▶ _Exercise brief_:
Without the images, print all the entries below exactly as given.

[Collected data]
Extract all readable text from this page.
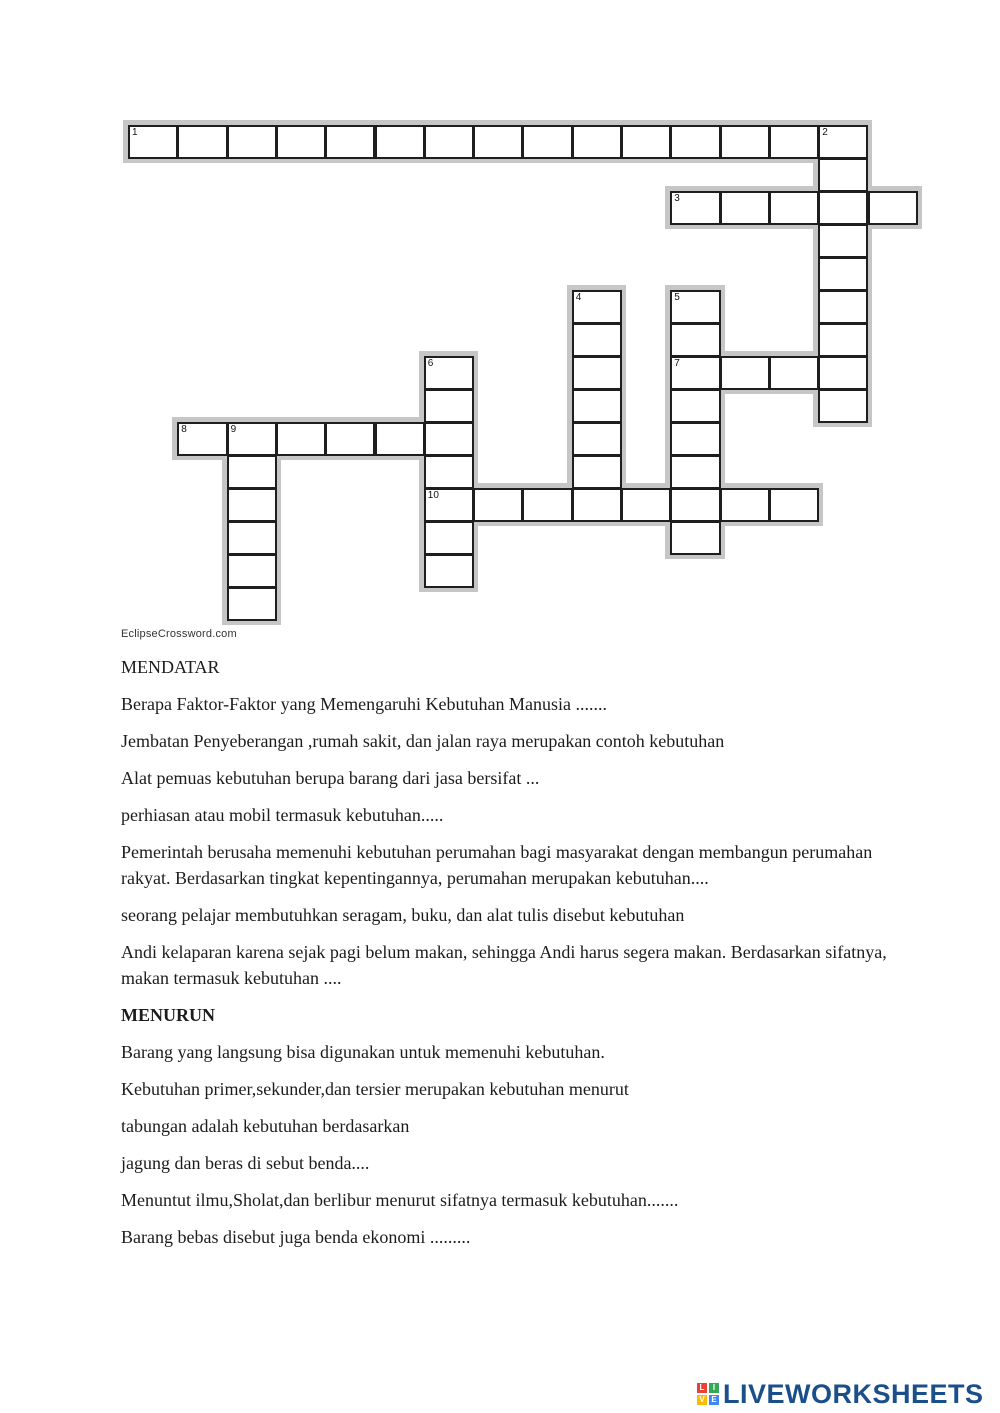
1	2
3
4	5
7
6
10
8	9
EclipseCrossword.com
MENDATAR
Berapa Faktor-Faktor yang Memengaruhi Kebutuhan Manusia .......
Jembatan Penyeberangan ,rumah sakit, dan jalan raya merupakan contoh kebutuhan
Alat pemuas kebutuhan berupa barang dari jasa bersifat ...
perhiasan atau mobil termasuk kebutuhan.....
Pemerintah berusaha memenuhi kebutuhan perumahan bagi masyarakat dengan membangun perumahan rakyat. Berdasarkan tingkat kepentingannya, perumahan merupakan kebutuhan....
seorang pelajar membutuhkan seragam, buku, dan alat tulis disebut kebutuhan
Andi kelaparan karena sejak pagi belum makan, sehingga Andi harus segera makan. Berdasarkan sifatnya, makan termasuk kebutuhan ....
MENURUN
Barang yang langsung bisa digunakan untuk memenuhi kebutuhan.
Kebutuhan primer,sekunder,dan tersier merupakan kebutuhan menurut
tabungan adalah kebutuhan berdasarkan
jagung dan beras di sebut benda....
Menuntut ilmu,Sholat,dan berlibur menurut sifatnya termasuk kebutuhan.......
Barang bebas disebut juga benda ekonomi .........
L	I
V E LIVEWORKSHEETS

▶ _Reply to the task_:
Extract all readable text from this page.
1	2
3
4	5
7
6
10
8	9
EclipseCrossword.com
MENDATAR
Berapa Faktor-Faktor yang Memengaruhi Kebutuhan Manusia .......
Jembatan Penyeberangan ,rumah sakit, dan jalan raya merupakan contoh kebutuhan
Alat pemuas kebutuhan berupa barang dari jasa bersifat ...
perhiasan atau mobil termasuk kebutuhan.....
Pemerintah berusaha memenuhi kebutuhan perumahan bagi masyarakat dengan membangun perumahan rakyat. Berdasarkan tingkat kepentingannya, perumahan merupakan kebutuhan....
seorang pelajar membutuhkan seragam, buku, dan alat tulis disebut kebutuhan
Andi kelaparan karena sejak pagi belum makan, sehingga Andi harus segera makan. Berdasarkan sifatnya, makan termasuk kebutuhan ....
MENURUN
Barang yang langsung bisa digunakan untuk memenuhi kebutuhan.
Kebutuhan primer,sekunder,dan tersier merupakan kebutuhan menurut
tabungan adalah kebutuhan berdasarkan
jagung dan beras di sebut benda....
Menuntut ilmu,Sholat,dan berlibur menurut sifatnya termasuk kebutuhan.......
Barang bebas disebut juga benda ekonomi .........
L	I
V E LIVEWORKSHEETS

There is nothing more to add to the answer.